Whenever the word "gültig" turns up in a line of the data below, copy that line.

Extracted entries Block Start

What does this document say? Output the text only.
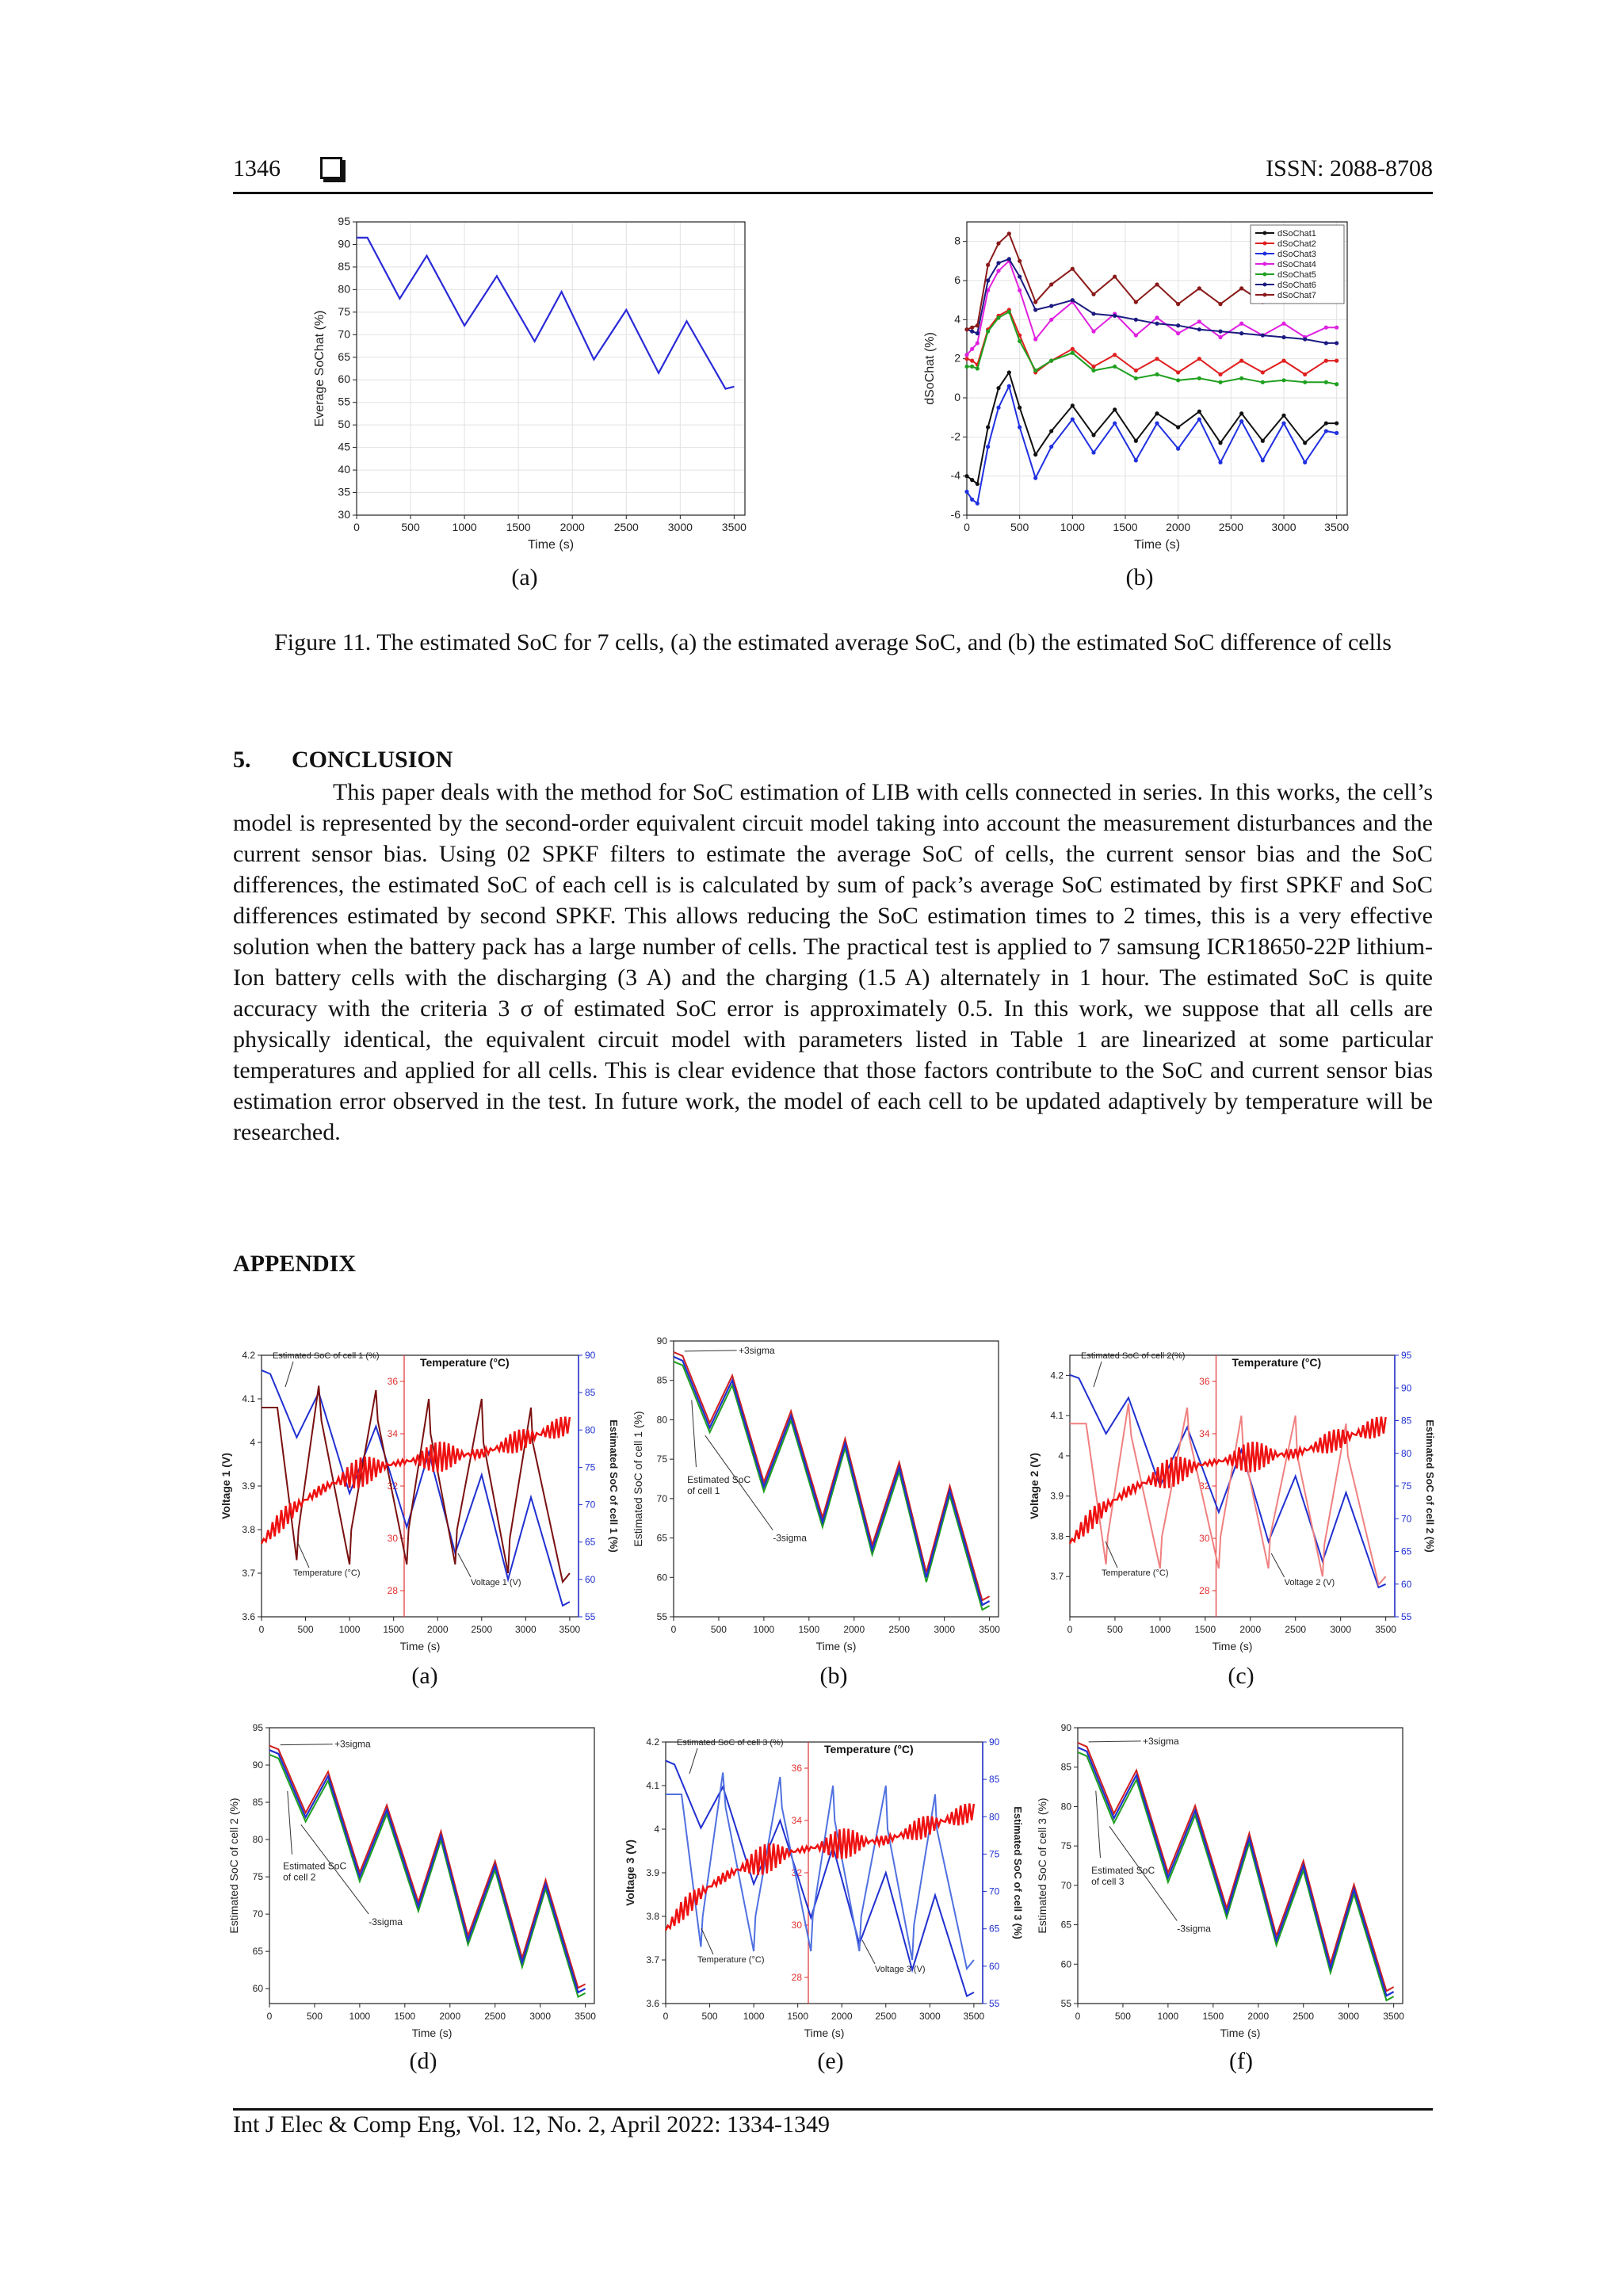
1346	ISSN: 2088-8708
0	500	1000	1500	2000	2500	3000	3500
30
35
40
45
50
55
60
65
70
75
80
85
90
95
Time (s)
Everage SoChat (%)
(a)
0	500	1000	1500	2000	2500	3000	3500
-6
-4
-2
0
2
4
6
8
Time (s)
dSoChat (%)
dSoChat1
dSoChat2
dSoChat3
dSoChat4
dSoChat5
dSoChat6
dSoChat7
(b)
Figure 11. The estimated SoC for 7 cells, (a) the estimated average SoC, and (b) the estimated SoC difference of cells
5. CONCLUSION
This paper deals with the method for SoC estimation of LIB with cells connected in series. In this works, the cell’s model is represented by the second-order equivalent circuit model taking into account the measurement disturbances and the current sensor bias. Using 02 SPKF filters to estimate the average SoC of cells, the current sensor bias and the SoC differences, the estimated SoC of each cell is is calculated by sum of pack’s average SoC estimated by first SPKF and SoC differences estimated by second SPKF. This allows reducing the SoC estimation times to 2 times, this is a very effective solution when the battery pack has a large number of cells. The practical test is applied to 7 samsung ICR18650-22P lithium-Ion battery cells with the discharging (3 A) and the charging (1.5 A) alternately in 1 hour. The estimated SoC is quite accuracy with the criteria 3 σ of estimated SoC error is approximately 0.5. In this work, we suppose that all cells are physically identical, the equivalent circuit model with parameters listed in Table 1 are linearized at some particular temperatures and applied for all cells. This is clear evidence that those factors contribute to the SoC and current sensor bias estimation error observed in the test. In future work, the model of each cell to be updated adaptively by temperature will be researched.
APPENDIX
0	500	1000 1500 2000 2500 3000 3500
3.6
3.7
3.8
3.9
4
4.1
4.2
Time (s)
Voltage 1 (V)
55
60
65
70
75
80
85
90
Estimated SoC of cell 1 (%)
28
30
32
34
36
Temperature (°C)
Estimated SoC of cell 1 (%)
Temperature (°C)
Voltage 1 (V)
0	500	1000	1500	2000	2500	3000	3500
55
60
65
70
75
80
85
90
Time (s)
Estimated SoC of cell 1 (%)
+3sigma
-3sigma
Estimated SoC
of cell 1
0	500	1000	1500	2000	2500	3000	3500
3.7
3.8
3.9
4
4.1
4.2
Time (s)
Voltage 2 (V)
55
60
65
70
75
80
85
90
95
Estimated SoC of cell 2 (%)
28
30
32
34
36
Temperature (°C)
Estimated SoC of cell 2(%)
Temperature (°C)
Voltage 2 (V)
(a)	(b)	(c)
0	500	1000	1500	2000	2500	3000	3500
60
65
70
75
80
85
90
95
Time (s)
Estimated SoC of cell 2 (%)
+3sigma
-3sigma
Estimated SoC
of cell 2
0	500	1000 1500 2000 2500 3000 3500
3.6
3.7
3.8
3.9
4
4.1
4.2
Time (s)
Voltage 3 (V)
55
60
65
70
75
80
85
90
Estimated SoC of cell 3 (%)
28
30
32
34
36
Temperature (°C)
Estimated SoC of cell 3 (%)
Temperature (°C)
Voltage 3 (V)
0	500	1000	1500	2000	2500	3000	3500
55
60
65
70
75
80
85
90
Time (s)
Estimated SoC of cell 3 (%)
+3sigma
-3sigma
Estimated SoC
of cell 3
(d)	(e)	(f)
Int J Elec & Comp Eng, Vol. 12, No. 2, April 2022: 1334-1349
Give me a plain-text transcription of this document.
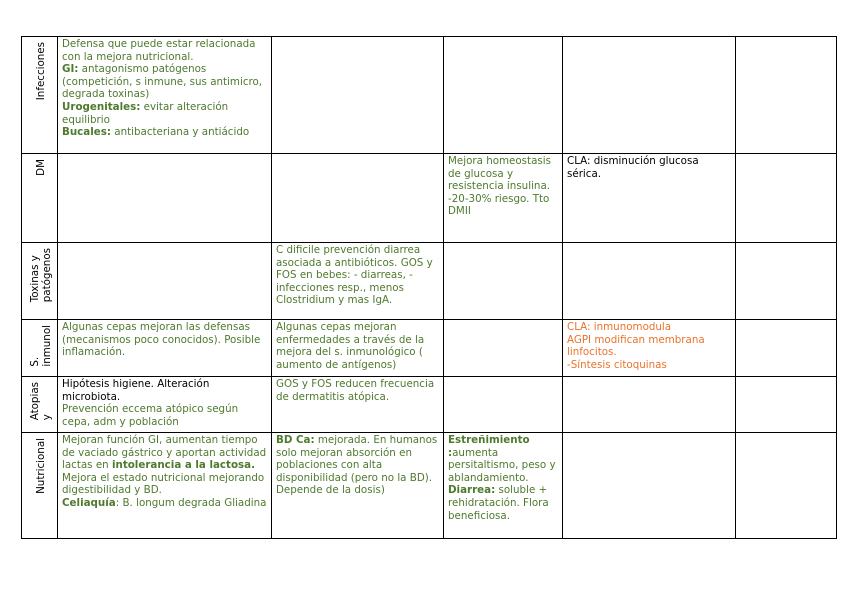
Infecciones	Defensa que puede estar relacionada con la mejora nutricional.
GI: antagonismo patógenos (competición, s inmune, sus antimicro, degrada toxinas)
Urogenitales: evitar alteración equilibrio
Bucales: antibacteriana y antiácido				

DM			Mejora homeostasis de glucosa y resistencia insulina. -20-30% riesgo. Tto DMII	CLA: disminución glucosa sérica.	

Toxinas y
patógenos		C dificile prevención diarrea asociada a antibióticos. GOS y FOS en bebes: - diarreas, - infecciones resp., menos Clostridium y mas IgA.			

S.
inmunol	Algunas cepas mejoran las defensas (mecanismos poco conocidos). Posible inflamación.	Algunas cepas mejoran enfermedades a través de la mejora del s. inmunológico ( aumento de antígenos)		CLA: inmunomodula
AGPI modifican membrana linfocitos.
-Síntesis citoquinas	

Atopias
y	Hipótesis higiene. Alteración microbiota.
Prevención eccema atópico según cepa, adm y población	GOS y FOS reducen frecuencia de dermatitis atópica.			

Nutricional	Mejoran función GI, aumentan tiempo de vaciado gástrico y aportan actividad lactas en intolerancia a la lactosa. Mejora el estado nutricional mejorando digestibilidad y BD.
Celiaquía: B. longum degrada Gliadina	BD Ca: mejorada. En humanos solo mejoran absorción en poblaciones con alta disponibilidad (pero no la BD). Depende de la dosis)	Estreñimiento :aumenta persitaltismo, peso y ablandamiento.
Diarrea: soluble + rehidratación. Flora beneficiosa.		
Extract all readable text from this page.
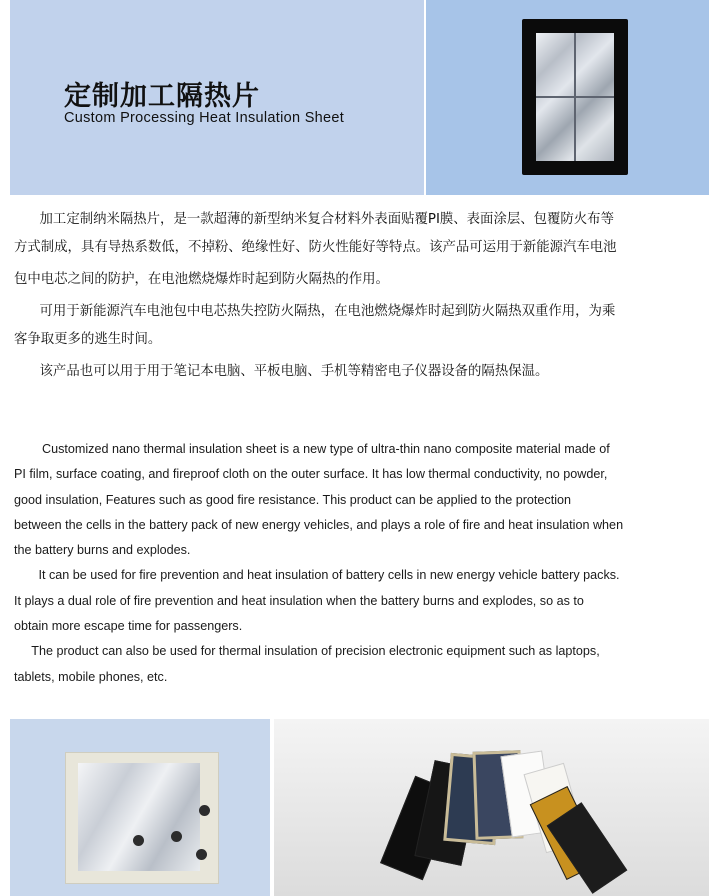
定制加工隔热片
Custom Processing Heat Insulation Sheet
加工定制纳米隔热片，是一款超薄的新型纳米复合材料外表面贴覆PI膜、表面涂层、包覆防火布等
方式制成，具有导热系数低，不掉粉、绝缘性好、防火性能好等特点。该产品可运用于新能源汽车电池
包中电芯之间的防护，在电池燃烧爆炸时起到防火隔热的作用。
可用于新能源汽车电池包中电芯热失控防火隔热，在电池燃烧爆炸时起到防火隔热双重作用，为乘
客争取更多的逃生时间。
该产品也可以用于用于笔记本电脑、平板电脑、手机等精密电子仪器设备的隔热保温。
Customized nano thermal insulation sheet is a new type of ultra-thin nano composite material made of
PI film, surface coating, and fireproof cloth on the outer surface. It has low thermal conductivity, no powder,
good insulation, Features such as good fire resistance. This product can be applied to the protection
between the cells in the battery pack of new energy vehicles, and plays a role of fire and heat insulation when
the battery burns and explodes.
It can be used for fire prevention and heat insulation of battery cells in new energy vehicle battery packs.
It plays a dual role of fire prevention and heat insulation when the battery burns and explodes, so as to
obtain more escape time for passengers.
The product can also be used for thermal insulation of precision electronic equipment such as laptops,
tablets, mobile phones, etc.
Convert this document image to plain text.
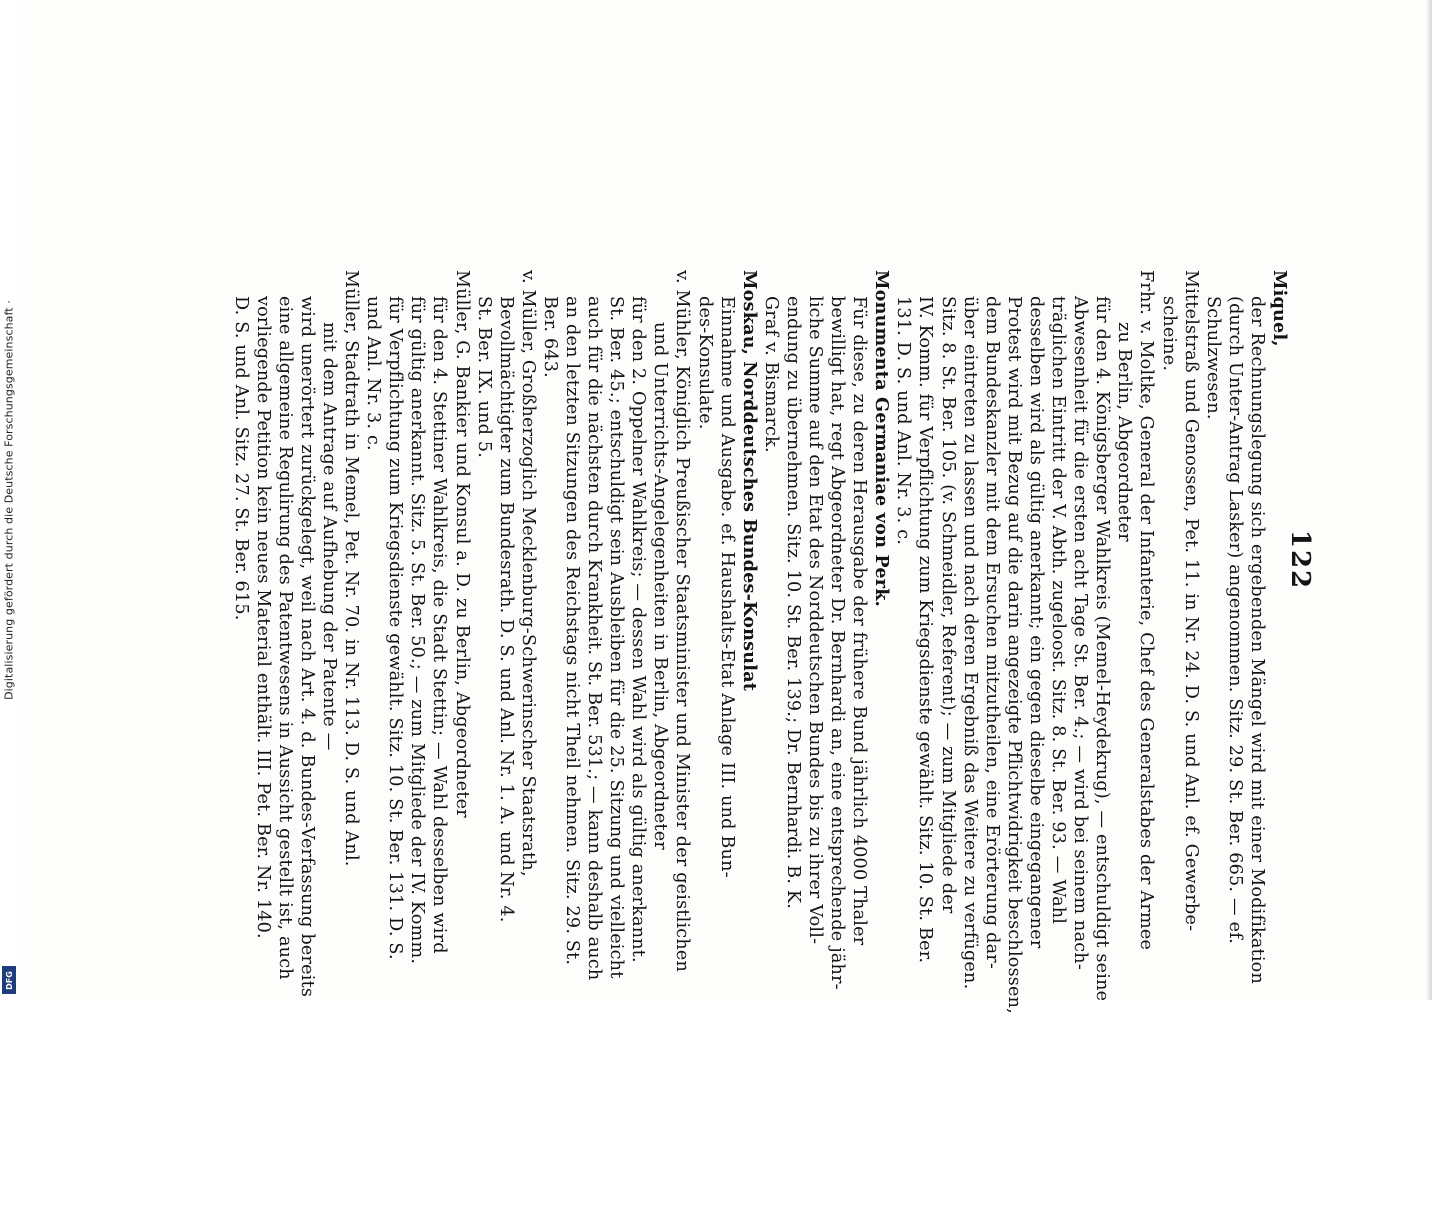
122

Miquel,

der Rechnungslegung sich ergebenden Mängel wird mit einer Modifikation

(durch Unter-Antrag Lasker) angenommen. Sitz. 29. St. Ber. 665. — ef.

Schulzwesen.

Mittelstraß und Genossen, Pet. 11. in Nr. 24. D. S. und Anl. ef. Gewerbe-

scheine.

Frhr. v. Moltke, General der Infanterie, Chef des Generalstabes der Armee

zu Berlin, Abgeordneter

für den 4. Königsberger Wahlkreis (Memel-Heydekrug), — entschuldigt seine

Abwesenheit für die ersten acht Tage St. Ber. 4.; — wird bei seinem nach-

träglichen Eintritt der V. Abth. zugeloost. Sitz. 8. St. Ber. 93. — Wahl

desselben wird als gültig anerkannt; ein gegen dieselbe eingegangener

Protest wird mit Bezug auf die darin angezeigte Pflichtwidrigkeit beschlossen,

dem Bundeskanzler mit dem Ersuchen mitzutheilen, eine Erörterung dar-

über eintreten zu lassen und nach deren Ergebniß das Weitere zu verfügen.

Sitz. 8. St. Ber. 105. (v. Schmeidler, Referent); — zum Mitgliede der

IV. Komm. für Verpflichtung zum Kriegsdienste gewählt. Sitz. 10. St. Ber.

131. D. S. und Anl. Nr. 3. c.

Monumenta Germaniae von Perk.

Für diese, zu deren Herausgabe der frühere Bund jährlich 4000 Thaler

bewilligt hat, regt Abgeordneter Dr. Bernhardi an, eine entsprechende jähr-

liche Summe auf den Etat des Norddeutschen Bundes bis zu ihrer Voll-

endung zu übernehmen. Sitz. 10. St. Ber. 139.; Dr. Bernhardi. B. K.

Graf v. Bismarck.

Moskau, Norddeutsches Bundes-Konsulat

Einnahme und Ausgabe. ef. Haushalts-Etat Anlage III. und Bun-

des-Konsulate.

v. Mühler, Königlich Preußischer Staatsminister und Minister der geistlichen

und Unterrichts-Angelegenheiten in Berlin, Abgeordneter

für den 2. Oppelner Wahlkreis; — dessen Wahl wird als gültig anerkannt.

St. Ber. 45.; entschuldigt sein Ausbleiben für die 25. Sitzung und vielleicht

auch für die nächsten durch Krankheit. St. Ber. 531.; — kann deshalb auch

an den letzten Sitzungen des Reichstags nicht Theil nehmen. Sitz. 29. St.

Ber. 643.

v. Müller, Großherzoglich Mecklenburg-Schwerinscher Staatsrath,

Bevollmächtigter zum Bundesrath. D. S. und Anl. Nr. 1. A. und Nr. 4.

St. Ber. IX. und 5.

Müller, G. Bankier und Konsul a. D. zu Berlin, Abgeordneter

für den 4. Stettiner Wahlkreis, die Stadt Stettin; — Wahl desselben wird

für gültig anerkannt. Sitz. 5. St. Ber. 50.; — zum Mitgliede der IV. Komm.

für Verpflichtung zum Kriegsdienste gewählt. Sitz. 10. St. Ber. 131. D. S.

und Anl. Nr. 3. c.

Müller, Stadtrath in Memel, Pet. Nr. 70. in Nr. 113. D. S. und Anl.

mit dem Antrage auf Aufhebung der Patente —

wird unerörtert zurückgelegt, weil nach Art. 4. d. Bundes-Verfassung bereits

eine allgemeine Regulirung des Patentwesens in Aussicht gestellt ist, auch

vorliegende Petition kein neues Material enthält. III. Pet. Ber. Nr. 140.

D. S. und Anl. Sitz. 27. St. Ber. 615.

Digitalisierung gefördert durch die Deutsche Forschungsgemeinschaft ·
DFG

Extracted entries Block End

• [Task response]
desselben wird als gültig anerkannt; ein gegen dieselbe eingegangener
für den 2. Oppelner Wahlkreis; — dessen Wahl wird als gültig anerkannt.
für gültig anerkannt. Sitz. 5. St. Ber. 50.; — zum Mitgliede der IV. Komm.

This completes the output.